> [INPUT FOR THIS TASK]
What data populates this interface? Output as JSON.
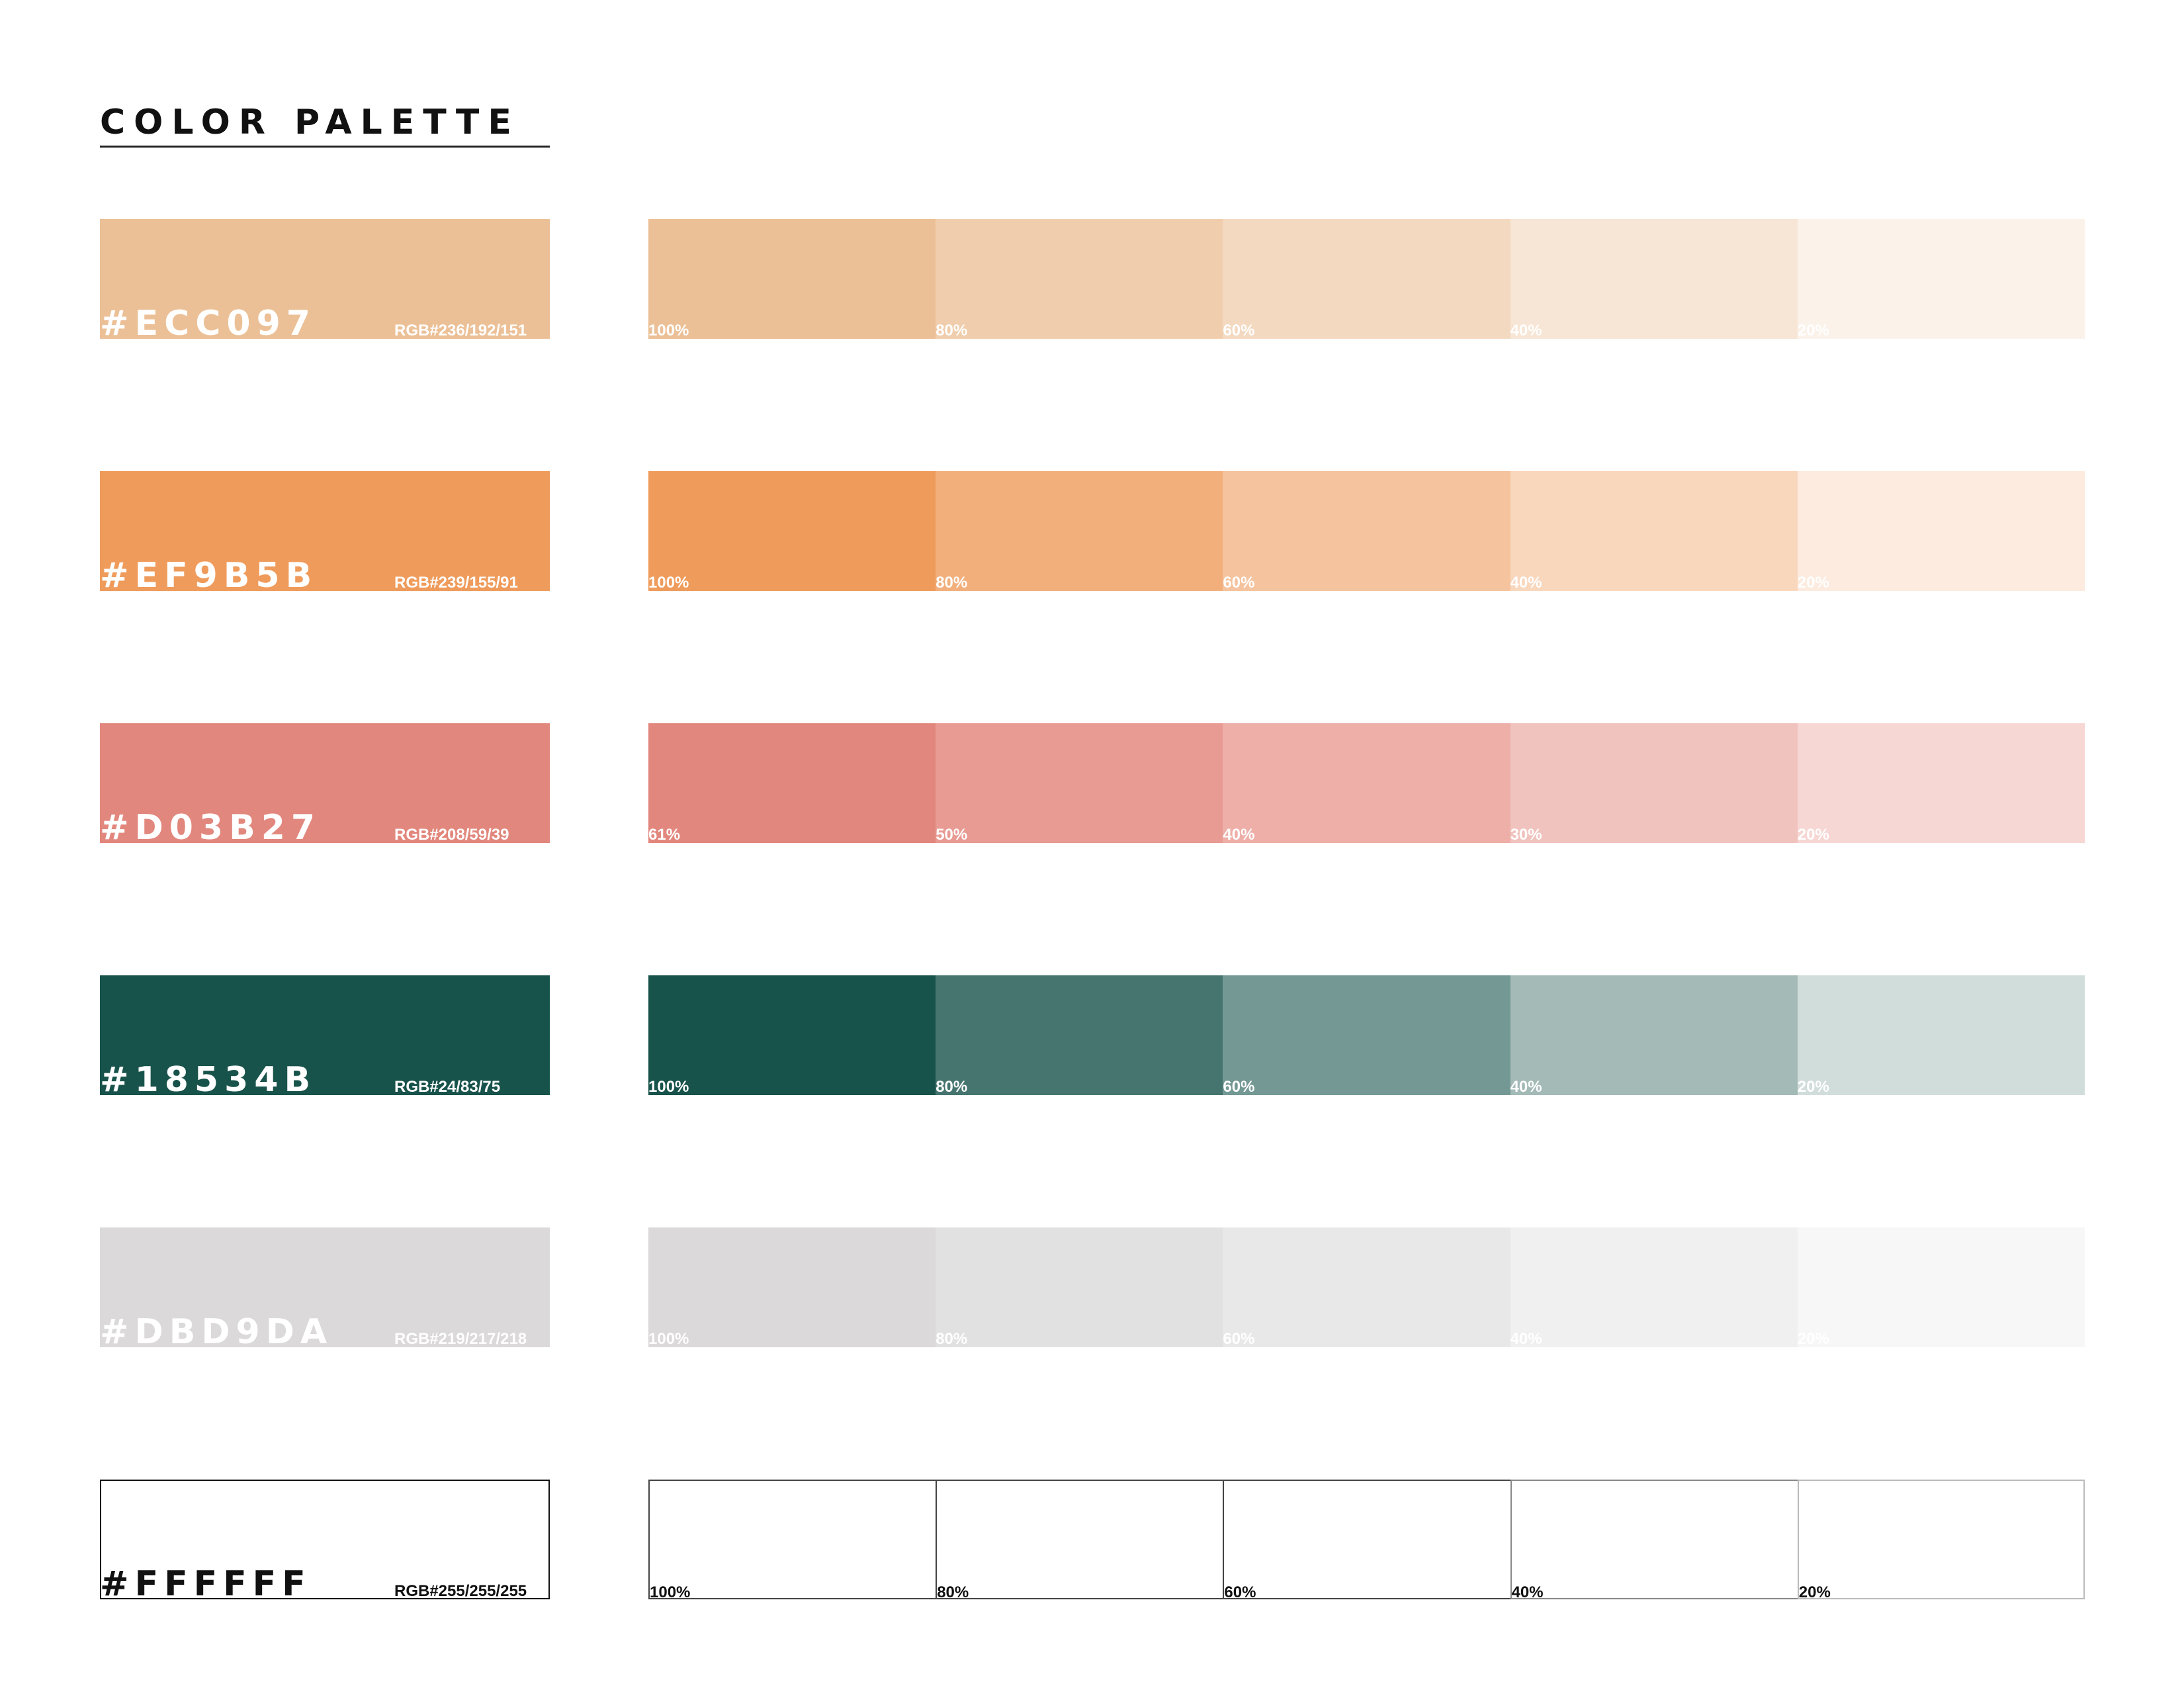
{
  "title": "COLOR PALETTE",
  "swatches": [
    {
      "hex": "#ECC097",
      "rgb": "RGB#236/192/151",
      "base_color": "#ECC097",
      "label_color": "#ffffff",
      "tints": [
        {
          "label": "100%",
          "color": "#ECC097"
        },
        {
          "label": "80%",
          "color": "#F0CDAC"
        },
        {
          "label": "60%",
          "color": "#F4D9C1"
        },
        {
          "label": "40%",
          "color": "#F7E6D5"
        },
        {
          "label": "20%",
          "color": "#FBF2EA"
        }
      ]
    },
    {
      "hex": "#EF9B5B",
      "rgb": "RGB#239/155/91",
      "base_color": "#EF9B5B",
      "label_color": "#ffffff",
      "tints": [
        {
          "label": "100%",
          "color": "#EF9B5B"
        },
        {
          "label": "80%",
          "color": "#F2AF7C"
        },
        {
          "label": "60%",
          "color": "#F5C39D"
        },
        {
          "label": "40%",
          "color": "#F9D7BD"
        },
        {
          "label": "20%",
          "color": "#FCEBDE"
        }
      ]
    },
    {
      "hex": "#D03B27",
      "rgb": "RGB#208/59/39",
      "base_color": "#E2877D",
      "label_color": "#ffffff",
      "tints": [
        {
          "label": "61%",
          "color": "#E2877D"
        },
        {
          "label": "50%",
          "color": "#E89B93"
        },
        {
          "label": "40%",
          "color": "#EDAFA8"
        },
        {
          "label": "30%",
          "color": "#F1C3BE"
        },
        {
          "label": "20%",
          "color": "#F6D7D4"
        }
      ]
    },
    {
      "hex": "#18534B",
      "rgb": "RGB#24/83/75",
      "base_color": "#18534B",
      "label_color": "#ffffff",
      "tints": [
        {
          "label": "100%",
          "color": "#18534B"
        },
        {
          "label": "80%",
          "color": "#46756F"
        },
        {
          "label": "60%",
          "color": "#749893"
        },
        {
          "label": "40%",
          "color": "#A3BAB7"
        },
        {
          "label": "20%",
          "color": "#D1DDDB"
        }
      ]
    },
    {
      "hex": "#DBD9DA",
      "rgb": "RGB#219/217/218",
      "base_color": "#DBD9DA",
      "label_color": "#ffffff",
      "tints": [
        {
          "label": "100%",
          "color": "#DBD9DA"
        },
        {
          "label": "80%",
          "color": "#E2E1E1"
        },
        {
          "label": "60%",
          "color": "#E9E8E9"
        },
        {
          "label": "40%",
          "color": "#F1F0F0"
        },
        {
          "label": "20%",
          "color": "#F8F7F8"
        }
      ]
    },
    {
      "hex": "#FFFFFF",
      "rgb": "RGB#255/255/255",
      "base_color": "#FFFFFF",
      "label_color": "#111111",
      "outlined": true,
      "tints": [
        {
          "label": "100%",
          "color": "#FFFFFF"
        },
        {
          "label": "80%",
          "color": "#FFFFFF"
        },
        {
          "label": "60%",
          "color": "#FFFFFF"
        },
        {
          "label": "40%",
          "color": "#FFFFFF"
        },
        {
          "label": "20%",
          "color": "#FFFFFF"
        }
      ]
    }
  ]
}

> [EXERCISE PROMPT] Drop the images and quote the entries word for word.

> [RESPONSE FOR THIS EXERCISE]
What data populates this interface? Output as JSON.
{
  "title": "COLOR PALETTE",
  "swatches": [
    {
      "hex": "#ECC097",
      "rgb": "RGB#236/192/151",
      "base_color": "#ECC097",
      "label_color": "#ffffff",
      "tints": [
        {
          "label": "100%",
          "color": "#ECC097"
        },
        {
          "label": "80%",
          "color": "#F0CDAC"
        },
        {
          "label": "60%",
          "color": "#F4D9C1"
        },
        {
          "label": "40%",
          "color": "#F7E6D5"
        },
        {
          "label": "20%",
          "color": "#FBF2EA"
        }
      ]
    },
    {
      "hex": "#EF9B5B",
      "rgb": "RGB#239/155/91",
      "base_color": "#EF9B5B",
      "label_color": "#ffffff",
      "tints": [
        {
          "label": "100%",
          "color": "#EF9B5B"
        },
        {
          "label": "80%",
          "color": "#F2AF7C"
        },
        {
          "label": "60%",
          "color": "#F5C39D"
        },
        {
          "label": "40%",
          "color": "#F9D7BD"
        },
        {
          "label": "20%",
          "color": "#FCEBDE"
        }
      ]
    },
    {
      "hex": "#D03B27",
      "rgb": "RGB#208/59/39",
      "base_color": "#E2877D",
      "label_color": "#ffffff",
      "tints": [
        {
          "label": "61%",
          "color": "#E2877D"
        },
        {
          "label": "50%",
          "color": "#E89B93"
        },
        {
          "label": "40%",
          "color": "#EDAFA8"
        },
        {
          "label": "30%",
          "color": "#F1C3BE"
        },
        {
          "label": "20%",
          "color": "#F6D7D4"
        }
      ]
    },
    {
      "hex": "#18534B",
      "rgb": "RGB#24/83/75",
      "base_color": "#18534B",
      "label_color": "#ffffff",
      "tints": [
        {
          "label": "100%",
          "color": "#18534B"
        },
        {
          "label": "80%",
          "color": "#46756F"
        },
        {
          "label": "60%",
          "color": "#749893"
        },
        {
          "label": "40%",
          "color": "#A3BAB7"
        },
        {
          "label": "20%",
          "color": "#D1DDDB"
        }
      ]
    },
    {
      "hex": "#DBD9DA",
      "rgb": "RGB#219/217/218",
      "base_color": "#DBD9DA",
      "label_color": "#ffffff",
      "tints": [
        {
          "label": "100%",
          "color": "#DBD9DA"
        },
        {
          "label": "80%",
          "color": "#E2E1E1"
        },
        {
          "label": "60%",
          "color": "#E9E8E9"
        },
        {
          "label": "40%",
          "color": "#F1F0F0"
        },
        {
          "label": "20%",
          "color": "#F8F7F8"
        }
      ]
    },
    {
      "hex": "#FFFFFF",
      "rgb": "RGB#255/255/255",
      "base_color": "#FFFFFF",
      "label_color": "#111111",
      "outlined": true,
      "tints": [
        {
          "label": "100%",
          "color": "#FFFFFF"
        },
        {
          "label": "80%",
          "color": "#FFFFFF"
        },
        {
          "label": "60%",
          "color": "#FFFFFF"
        },
        {
          "label": "40%",
          "color": "#FFFFFF"
        },
        {
          "label": "20%",
          "color": "#FFFFFF"
        }
      ]
    }
  ]
}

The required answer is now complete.